Record list —
'''

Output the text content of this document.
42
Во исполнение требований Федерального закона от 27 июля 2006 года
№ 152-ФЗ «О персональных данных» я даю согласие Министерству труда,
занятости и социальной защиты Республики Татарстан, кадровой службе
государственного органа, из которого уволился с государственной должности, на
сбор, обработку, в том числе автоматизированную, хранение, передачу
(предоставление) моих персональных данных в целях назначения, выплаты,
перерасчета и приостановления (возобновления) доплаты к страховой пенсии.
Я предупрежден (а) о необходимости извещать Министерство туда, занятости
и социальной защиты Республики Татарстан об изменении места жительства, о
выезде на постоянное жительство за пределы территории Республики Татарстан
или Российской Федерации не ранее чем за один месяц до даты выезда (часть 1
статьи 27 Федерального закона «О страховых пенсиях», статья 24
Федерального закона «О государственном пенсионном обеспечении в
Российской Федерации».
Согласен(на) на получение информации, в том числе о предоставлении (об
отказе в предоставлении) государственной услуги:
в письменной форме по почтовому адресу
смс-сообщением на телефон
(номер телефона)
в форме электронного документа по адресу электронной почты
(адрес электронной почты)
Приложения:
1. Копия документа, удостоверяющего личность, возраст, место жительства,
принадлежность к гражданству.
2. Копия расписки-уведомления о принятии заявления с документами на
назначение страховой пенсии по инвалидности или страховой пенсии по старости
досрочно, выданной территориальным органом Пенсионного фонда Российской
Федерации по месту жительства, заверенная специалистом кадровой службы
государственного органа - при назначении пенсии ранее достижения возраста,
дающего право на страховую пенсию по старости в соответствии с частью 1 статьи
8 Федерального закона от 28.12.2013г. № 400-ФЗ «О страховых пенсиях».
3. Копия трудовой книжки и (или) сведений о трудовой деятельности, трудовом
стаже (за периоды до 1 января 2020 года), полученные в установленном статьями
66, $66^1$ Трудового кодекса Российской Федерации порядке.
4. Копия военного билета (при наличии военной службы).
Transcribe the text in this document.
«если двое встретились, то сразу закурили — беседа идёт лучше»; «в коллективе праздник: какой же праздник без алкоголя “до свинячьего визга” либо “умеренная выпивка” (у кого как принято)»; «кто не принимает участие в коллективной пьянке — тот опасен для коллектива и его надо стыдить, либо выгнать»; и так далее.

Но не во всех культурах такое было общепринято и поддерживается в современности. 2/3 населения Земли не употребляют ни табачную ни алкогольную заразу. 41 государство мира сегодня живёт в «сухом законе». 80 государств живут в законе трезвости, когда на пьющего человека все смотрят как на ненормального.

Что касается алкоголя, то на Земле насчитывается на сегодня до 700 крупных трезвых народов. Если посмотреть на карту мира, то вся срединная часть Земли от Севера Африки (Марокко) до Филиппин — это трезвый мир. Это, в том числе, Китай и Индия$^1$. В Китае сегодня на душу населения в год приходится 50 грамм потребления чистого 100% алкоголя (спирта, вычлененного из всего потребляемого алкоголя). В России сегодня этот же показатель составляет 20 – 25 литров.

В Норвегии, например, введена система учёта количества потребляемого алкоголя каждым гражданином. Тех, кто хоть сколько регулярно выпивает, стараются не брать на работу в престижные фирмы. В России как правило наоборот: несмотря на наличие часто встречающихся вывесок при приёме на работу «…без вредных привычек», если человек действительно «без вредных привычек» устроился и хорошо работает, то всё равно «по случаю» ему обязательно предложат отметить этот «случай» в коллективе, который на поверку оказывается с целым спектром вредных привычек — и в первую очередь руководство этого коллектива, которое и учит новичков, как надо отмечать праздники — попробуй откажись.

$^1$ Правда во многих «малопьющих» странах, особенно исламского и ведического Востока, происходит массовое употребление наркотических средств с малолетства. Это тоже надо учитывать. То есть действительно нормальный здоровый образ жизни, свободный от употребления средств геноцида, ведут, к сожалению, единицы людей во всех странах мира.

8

'''

Every entry should be printed again exactly as it stands.

Output the text content of this document.
42
Во исполнение требований Федерального закона от 27 июля 2006 года
№ 152-ФЗ «О персональных данных» я даю согласие Министерству труда,
занятости и социальной защиты Республики Татарстан, кадровой службе
государственного органа, из которого уволился с государственной должности, на
сбор, обработку, в том числе автоматизированную, хранение, передачу
(предоставление) моих персональных данных в целях назначения, выплаты,
перерасчета и приостановления (возобновления) доплаты к страховой пенсии.
Я предупрежден (а) о необходимости извещать Министерство туда, занятости
и социальной защиты Республики Татарстан об изменении места жительства, о
выезде на постоянное жительство за пределы территории Республики Татарстан
или Российской Федерации не ранее чем за один месяц до даты выезда (часть 1
статьи 27 Федерального закона «О страховых пенсиях», статья 24
Федерального закона «О государственном пенсионном обеспечении в
Российской Федерации».
Согласен(на) на получение информации, в том числе о предоставлении (об
отказе в предоставлении) государственной услуги:
в письменной форме по почтовому адресу
смс-сообщением на телефон
(номер телефона)
в форме электронного документа по адресу электронной почты
(адрес электронной почты)
Приложения:
1. Копия документа, удостоверяющего личность, возраст, место жительства,
принадлежность к гражданству.
2. Копия расписки-уведомления о принятии заявления с документами на
назначение страховой пенсии по инвалидности или страховой пенсии по старости
досрочно, выданной территориальным органом Пенсионного фонда Российской
Федерации по месту жительства, заверенная специалистом кадровой службы
государственного органа - при назначении пенсии ранее достижения возраста,
дающего право на страховую пенсию по старости в соответствии с частью 1 статьи
8 Федерального закона от 28.12.2013г. № 400-ФЗ «О страховых пенсиях».
3. Копия трудовой книжки и (или) сведений о трудовой деятельности, трудовом
стаже (за периоды до 1 января 2020 года), полученные в установленном статьями
66, $66^1$ Трудового кодекса Российской Федерации порядке.
4. Копия военного билета (при наличии военной службы).
Transcribe the text in this document.
«если двое встретились, то сразу закурили — беседа идёт лучше»; «в коллективе праздник: какой же праздник без алкоголя “до свинячьего визга” либо “умеренная выпивка” (у кого как принято)»; «кто не принимает участие в коллективной пьянке — тот опасен для коллектива и его надо стыдить, либо выгнать»; и так далее.

Но не во всех культурах такое было общепринято и поддерживается в современности. 2/3 населения Земли не употребляют ни табачную ни алкогольную заразу. 41 государство мира сегодня живёт в «сухом законе». 80 государств живут в законе трезвости, когда на пьющего человека все смотрят как на ненормального.

Что касается алкоголя, то на Земле насчитывается на сегодня до 700 крупных трезвых народов. Если посмотреть на карту мира, то вся срединная часть Земли от Севера Африки (Марокко) до Филиппин — это трезвый мир. Это, в том числе, Китай и Индия$^1$. В Китае сегодня на душу населения в год приходится 50 грамм потребления чистого 100% алкоголя (спирта, вычлененного из всего потребляемого алкоголя). В России сегодня этот же показатель составляет 20 – 25 литров.

В Норвегии, например, введена система учёта количества потребляемого алкоголя каждым гражданином. Тех, кто хоть сколько регулярно выпивает, стараются не брать на работу в престижные фирмы. В России как правило наоборот: несмотря на наличие часто встречающихся вывесок при приёме на работу «…без вредных привычек», если человек действительно «без вредных привычек» устроился и хорошо работает, то всё равно «по случаю» ему обязательно предложат отметить этот «случай» в коллективе, который на поверку оказывается с целым спектром вредных привычек — и в первую очередь руководство этого коллектива, которое и учит новичков, как надо отмечать праздники — попробуй откажись.

$^1$ Правда во многих «малопьющих» странах, особенно исламского и ведического Востока, происходит массовое употребление наркотических средств с малолетства. Это тоже надо учитывать. То есть действительно нормальный здоровый образ жизни, свободный от употребления средств геноцида, ведут, к сожалению, единицы людей во всех странах мира.

8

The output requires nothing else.